EXERCISE GOAL: Below is a block of records; repeat all of them exactly.

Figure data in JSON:
%%

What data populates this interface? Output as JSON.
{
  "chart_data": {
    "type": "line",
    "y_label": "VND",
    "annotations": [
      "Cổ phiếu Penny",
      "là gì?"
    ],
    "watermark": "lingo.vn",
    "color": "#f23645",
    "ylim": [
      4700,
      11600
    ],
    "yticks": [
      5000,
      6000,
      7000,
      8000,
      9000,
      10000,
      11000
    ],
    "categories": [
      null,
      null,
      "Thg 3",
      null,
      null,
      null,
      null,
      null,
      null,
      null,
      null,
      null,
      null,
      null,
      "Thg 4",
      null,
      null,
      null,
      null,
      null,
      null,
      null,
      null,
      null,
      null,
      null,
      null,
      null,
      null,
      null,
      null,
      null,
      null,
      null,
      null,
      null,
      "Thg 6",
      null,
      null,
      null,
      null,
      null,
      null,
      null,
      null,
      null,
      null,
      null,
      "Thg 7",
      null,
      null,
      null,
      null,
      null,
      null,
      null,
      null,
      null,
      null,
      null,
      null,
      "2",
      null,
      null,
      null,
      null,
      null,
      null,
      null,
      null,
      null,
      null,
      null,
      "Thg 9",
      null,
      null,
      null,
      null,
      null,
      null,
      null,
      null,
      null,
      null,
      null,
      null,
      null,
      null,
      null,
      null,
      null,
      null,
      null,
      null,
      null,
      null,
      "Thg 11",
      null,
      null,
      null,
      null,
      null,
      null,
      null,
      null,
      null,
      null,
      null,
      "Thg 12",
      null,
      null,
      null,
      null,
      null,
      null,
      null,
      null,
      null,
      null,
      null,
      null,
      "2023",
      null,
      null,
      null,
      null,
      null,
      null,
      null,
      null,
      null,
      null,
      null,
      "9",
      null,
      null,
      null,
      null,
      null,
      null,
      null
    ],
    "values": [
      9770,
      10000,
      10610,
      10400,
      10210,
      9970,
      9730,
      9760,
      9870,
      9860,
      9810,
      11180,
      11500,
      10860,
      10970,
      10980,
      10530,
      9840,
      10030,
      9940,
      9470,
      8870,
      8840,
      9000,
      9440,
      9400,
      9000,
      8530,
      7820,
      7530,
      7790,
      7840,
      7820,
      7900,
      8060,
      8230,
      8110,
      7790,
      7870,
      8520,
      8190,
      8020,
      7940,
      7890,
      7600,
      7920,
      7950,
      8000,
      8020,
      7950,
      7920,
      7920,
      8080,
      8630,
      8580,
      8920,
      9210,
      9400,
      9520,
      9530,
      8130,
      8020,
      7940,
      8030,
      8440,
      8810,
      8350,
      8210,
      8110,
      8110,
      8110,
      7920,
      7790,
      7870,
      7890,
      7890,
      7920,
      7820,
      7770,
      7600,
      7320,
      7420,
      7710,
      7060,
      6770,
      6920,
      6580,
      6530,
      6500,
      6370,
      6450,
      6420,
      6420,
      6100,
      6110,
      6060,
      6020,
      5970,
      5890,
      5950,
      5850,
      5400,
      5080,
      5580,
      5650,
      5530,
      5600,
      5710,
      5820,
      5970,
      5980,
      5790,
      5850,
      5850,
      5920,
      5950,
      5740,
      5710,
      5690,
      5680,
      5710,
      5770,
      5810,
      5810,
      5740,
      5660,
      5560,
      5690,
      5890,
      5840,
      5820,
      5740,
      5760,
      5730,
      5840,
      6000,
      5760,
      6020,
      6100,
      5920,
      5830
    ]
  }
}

%%

SOLUTION TO THIS EXERCISE:
What data populates this interface? Output as JSON.
{
  "chart_data": {
    "type": "line",
    "y_label": "VND",
    "annotations": [
      "Cổ phiếu Penny",
      "là gì?"
    ],
    "watermark": "lingo.vn",
    "color": "#f23645",
    "ylim": [
      4700,
      11600
    ],
    "yticks": [
      5000,
      6000,
      7000,
      8000,
      9000,
      10000,
      11000
    ],
    "categories": [
      null,
      null,
      "Thg 3",
      null,
      null,
      null,
      null,
      null,
      null,
      null,
      null,
      null,
      null,
      null,
      "Thg 4",
      null,
      null,
      null,
      null,
      null,
      null,
      null,
      null,
      null,
      null,
      null,
      null,
      null,
      null,
      null,
      null,
      null,
      null,
      null,
      null,
      null,
      "Thg 6",
      null,
      null,
      null,
      null,
      null,
      null,
      null,
      null,
      null,
      null,
      null,
      "Thg 7",
      null,
      null,
      null,
      null,
      null,
      null,
      null,
      null,
      null,
      null,
      null,
      null,
      "2",
      null,
      null,
      null,
      null,
      null,
      null,
      null,
      null,
      null,
      null,
      null,
      "Thg 9",
      null,
      null,
      null,
      null,
      null,
      null,
      null,
      null,
      null,
      null,
      null,
      null,
      null,
      null,
      null,
      null,
      null,
      null,
      null,
      null,
      null,
      null,
      "Thg 11",
      null,
      null,
      null,
      null,
      null,
      null,
      null,
      null,
      null,
      null,
      null,
      "Thg 12",
      null,
      null,
      null,
      null,
      null,
      null,
      null,
      null,
      null,
      null,
      null,
      null,
      "2023",
      null,
      null,
      null,
      null,
      null,
      null,
      null,
      null,
      null,
      null,
      null,
      "9",
      null,
      null,
      null,
      null,
      null,
      null,
      null
    ],
    "values": [
      9770,
      10000,
      10610,
      10400,
      10210,
      9970,
      9730,
      9760,
      9870,
      9860,
      9810,
      11180,
      11500,
      10860,
      10970,
      10980,
      10530,
      9840,
      10030,
      9940,
      9470,
      8870,
      8840,
      9000,
      9440,
      9400,
      9000,
      8530,
      7820,
      7530,
      7790,
      7840,
      7820,
      7900,
      8060,
      8230,
      8110,
      7790,
      7870,
      8520,
      8190,
      8020,
      7940,
      7890,
      7600,
      7920,
      7950,
      8000,
      8020,
      7950,
      7920,
      7920,
      8080,
      8630,
      8580,
      8920,
      9210,
      9400,
      9520,
      9530,
      8130,
      8020,
      7940,
      8030,
      8440,
      8810,
      8350,
      8210,
      8110,
      8110,
      8110,
      7920,
      7790,
      7870,
      7890,
      7890,
      7920,
      7820,
      7770,
      7600,
      7320,
      7420,
      7710,
      7060,
      6770,
      6920,
      6580,
      6530,
      6500,
      6370,
      6450,
      6420,
      6420,
      6100,
      6110,
      6060,
      6020,
      5970,
      5890,
      5950,
      5850,
      5400,
      5080,
      5580,
      5650,
      5530,
      5600,
      5710,
      5820,
      5970,
      5980,
      5790,
      5850,
      5850,
      5920,
      5950,
      5740,
      5710,
      5690,
      5680,
      5710,
      5770,
      5810,
      5810,
      5740,
      5660,
      5560,
      5690,
      5890,
      5840,
      5820,
      5740,
      5760,
      5730,
      5840,
      6000,
      5760,
      6020,
      6100,
      5920,
      5830
    ]
  }
}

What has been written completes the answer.